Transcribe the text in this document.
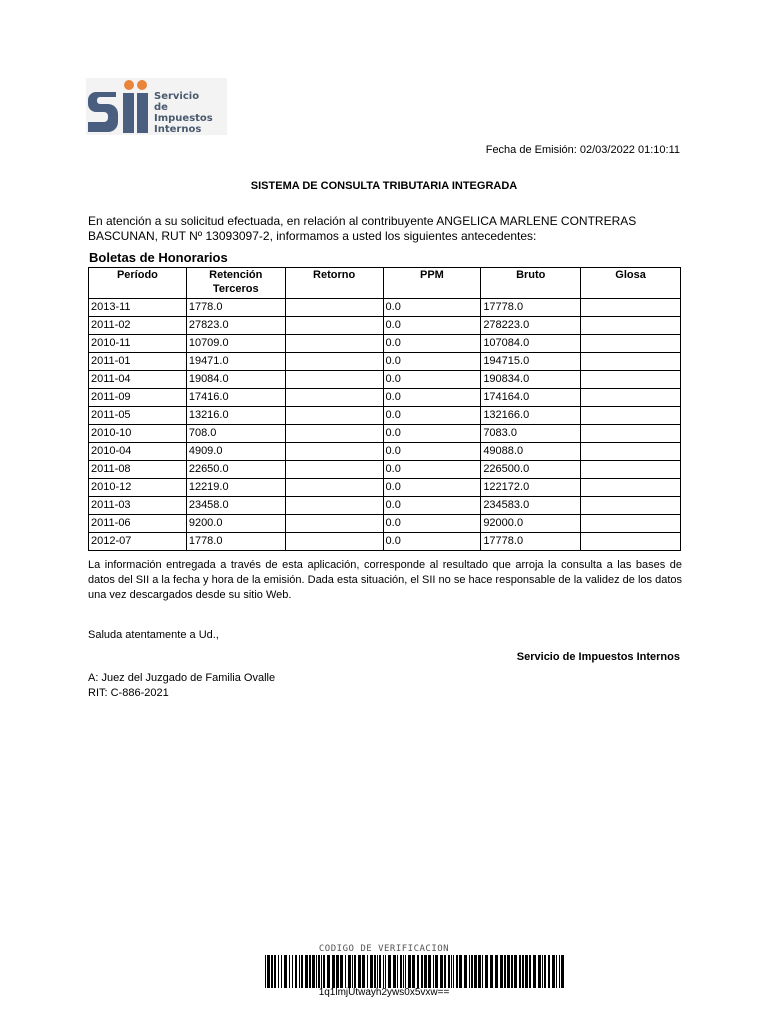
Servicio
de Impuestos
Internos
Fecha de Emisión: 02/03/2022 01:10:11
SISTEMA DE CONSULTA TRIBUTARIA INTEGRADA
En atención a su solicitud efectuada, en relación al contribuyente ANGELICA MARLENE CONTRERAS BASCUNAN, RUT Nº 13093097-2, informamos a usted los siguientes antecedentes:
Boletas de Honorarios
Período	Retención Terceros	Retorno	PPM	Bruto	Glosa
2013-11	1778.0		0.0	17778.0	
2011-02	27823.0		0.0	278223.0	
2010-11	10709.0		0.0	107084.0	
2011-01	19471.0		0.0	194715.0	
2011-04	19084.0		0.0	190834.0	
2011-09	17416.0		0.0	174164.0	
2011-05	13216.0		0.0	132166.0	
2010-10	708.0		0.0	7083.0	
2010-04	4909.0		0.0	49088.0	
2011-08	22650.0		0.0	226500.0	
2010-12	12219.0		0.0	122172.0	
2011-03	23458.0		0.0	234583.0	
2011-06	9200.0		0.0	92000.0	
2012-07	1778.0		0.0	17778.0	
La información entregada a través de esta aplicación, corresponde al resultado que arroja la consulta a las bases de datos del SII a la fecha y hora de la emisión. Dada esta situación, el SII no se hace responsable de la validez de los datos una vez descargados desde su sitio Web.
Saluda atentamente a Ud.,
Servicio de Impuestos Internos
A: Juez del Juzgado de Familia Ovalle
RIT: C-886-2021
CODIGO DE VERIFICACION
1q1lmjUtwayh2yws0x5vxw==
==================================================
=== WORK TO BE COMPLETED ===
Copy every record above exactly, leaving out the pictures.

=== TASK ANSWER ===
Transcribe the text in this document.
Servicio
de Impuestos
Internos
Fecha de Emisión: 02/03/2022 01:10:11
SISTEMA DE CONSULTA TRIBUTARIA INTEGRADA
En atención a su solicitud efectuada, en relación al contribuyente ANGELICA MARLENE CONTRERAS BASCUNAN, RUT Nº 13093097-2, informamos a usted los siguientes antecedentes:
Boletas de Honorarios
Período	Retención Terceros	Retorno	PPM	Bruto	Glosa
2013-11	1778.0		0.0	17778.0	
2011-02	27823.0		0.0	278223.0	
2010-11	10709.0		0.0	107084.0	
2011-01	19471.0		0.0	194715.0	
2011-04	19084.0		0.0	190834.0	
2011-09	17416.0		0.0	174164.0	
2011-05	13216.0		0.0	132166.0	
2010-10	708.0		0.0	7083.0	
2010-04	4909.0		0.0	49088.0	
2011-08	22650.0		0.0	226500.0	
2010-12	12219.0		0.0	122172.0	
2011-03	23458.0		0.0	234583.0	
2011-06	9200.0		0.0	92000.0	
2012-07	1778.0		0.0	17778.0	
La información entregada a través de esta aplicación, corresponde al resultado que arroja la consulta a las bases de datos del SII a la fecha y hora de la emisión. Dada esta situación, el SII no se hace responsable de la validez de los datos una vez descargados desde su sitio Web.
Saluda atentamente a Ud.,
Servicio de Impuestos Internos
A: Juez del Juzgado de Familia Ovalle
RIT: C-886-2021
CODIGO DE VERIFICACION
1q1lmjUtwayh2yws0x5vxw==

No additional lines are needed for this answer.